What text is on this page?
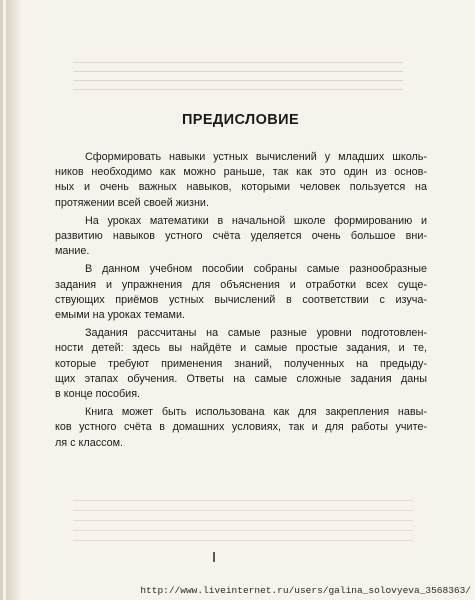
ПРЕДИСЛОВИЕ

Сформировать навыки устных вычислений у младших школь-
ников необходимо как можно раньше, так как это один из основ-
ных и очень важных навыков, которыми человек пользуется на
протяжении всей своей жизни.

На уроках математики в начальной школе формированию и
развитию навыков устного счёта уделяется очень большое вни-
мание.

В данном учебном пособии собраны самые разнообразные
задания и упражнения для объяснения и отработки всех суще-
ствующих приёмов устных вычислений в соответствии с изуча-
емыми на уроках темами.

Задания рассчитаны на самые разные уровни подготовлен-
ности детей: здесь вы найдёте и самые простые задания, и те,
которые требуют применения знаний, полученных на предыду-
щих этапах обучения. Ответы на самые сложные задания даны
в конце пособия.

Книга может быть использована как для закрепления навы-
ков устного счёта в домашних условиях, так и для работы учите-
ля с классом.

http://www.liveinternet.ru/users/galina_solovyeva_3568363/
______________________________
▶ **THE PROBLEM**
Write out each line of the data exactly; the images should be left out.

▶ **PROBLEM SOLUTION**
What text is on this page?
ПРЕДИСЛОВИЕ

Сформировать навыки устных вычислений у младших школь-
ников необходимо как можно раньше, так как это один из основ-
ных и очень важных навыков, которыми человек пользуется на
протяжении всей своей жизни.

На уроках математики в начальной школе формированию и
развитию навыков устного счёта уделяется очень большое вни-
мание.

В данном учебном пособии собраны самые разнообразные
задания и упражнения для объяснения и отработки всех суще-
ствующих приёмов устных вычислений в соответствии с изуча-
емыми на уроках темами.

Задания рассчитаны на самые разные уровни подготовлен-
ности детей: здесь вы найдёте и самые простые задания, и те,
которые требуют применения знаний, полученных на предыду-
щих этапах обучения. Ответы на самые сложные задания даны
в конце пособия.

Книга может быть использована как для закрепления навы-
ков устного счёта в домашних условиях, так и для работы учите-
ля с классом.

http://www.liveinternet.ru/users/galina_solovyeva_3568363/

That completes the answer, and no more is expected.